Work instructions:
Print all entries precisely as they are written.

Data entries

* * *

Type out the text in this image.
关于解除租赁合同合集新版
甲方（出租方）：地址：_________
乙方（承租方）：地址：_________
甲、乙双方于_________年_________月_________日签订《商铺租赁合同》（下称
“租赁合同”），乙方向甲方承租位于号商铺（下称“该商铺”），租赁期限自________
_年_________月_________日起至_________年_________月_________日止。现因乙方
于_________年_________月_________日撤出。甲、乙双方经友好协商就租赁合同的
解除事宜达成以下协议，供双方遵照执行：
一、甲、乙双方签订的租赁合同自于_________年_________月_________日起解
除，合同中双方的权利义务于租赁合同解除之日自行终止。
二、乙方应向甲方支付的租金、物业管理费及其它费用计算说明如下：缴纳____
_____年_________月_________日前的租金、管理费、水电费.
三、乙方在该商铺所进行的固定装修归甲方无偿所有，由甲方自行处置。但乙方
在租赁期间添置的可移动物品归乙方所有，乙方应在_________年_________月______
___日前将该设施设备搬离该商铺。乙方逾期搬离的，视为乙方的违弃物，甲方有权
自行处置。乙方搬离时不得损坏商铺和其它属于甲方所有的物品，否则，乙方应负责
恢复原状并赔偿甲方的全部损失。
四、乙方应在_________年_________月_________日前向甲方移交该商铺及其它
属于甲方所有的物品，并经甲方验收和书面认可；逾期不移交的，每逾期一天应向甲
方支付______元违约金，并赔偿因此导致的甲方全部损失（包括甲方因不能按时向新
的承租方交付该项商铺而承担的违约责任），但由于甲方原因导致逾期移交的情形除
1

* * *

Reply to the exercise:
Type out the text in this image.
关于解除租赁合同合集新版
甲方（出租方）：地址：_________
乙方（承租方）：地址：_________
甲、乙双方于_________年_________月_________日签订《商铺租赁合同》（下称
“租赁合同”），乙方向甲方承租位于号商铺（下称“该商铺”），租赁期限自________
_年_________月_________日起至_________年_________月_________日止。现因乙方
于_________年_________月_________日撤出。甲、乙双方经友好协商就租赁合同的
解除事宜达成以下协议，供双方遵照执行：
一、甲、乙双方签订的租赁合同自于_________年_________月_________日起解
除，合同中双方的权利义务于租赁合同解除之日自行终止。
二、乙方应向甲方支付的租金、物业管理费及其它费用计算说明如下：缴纳____
_____年_________月_________日前的租金、管理费、水电费.
三、乙方在该商铺所进行的固定装修归甲方无偿所有，由甲方自行处置。但乙方
在租赁期间添置的可移动物品归乙方所有，乙方应在_________年_________月______
___日前将该设施设备搬离该商铺。乙方逾期搬离的，视为乙方的违弃物，甲方有权
自行处置。乙方搬离时不得损坏商铺和其它属于甲方所有的物品，否则，乙方应负责
恢复原状并赔偿甲方的全部损失。
四、乙方应在_________年_________月_________日前向甲方移交该商铺及其它
属于甲方所有的物品，并经甲方验收和书面认可；逾期不移交的，每逾期一天应向甲
方支付______元违约金，并赔偿因此导致的甲方全部损失（包括甲方因不能按时向新
的承租方交付该项商铺而承担的违约责任），但由于甲方原因导致逾期移交的情形除
1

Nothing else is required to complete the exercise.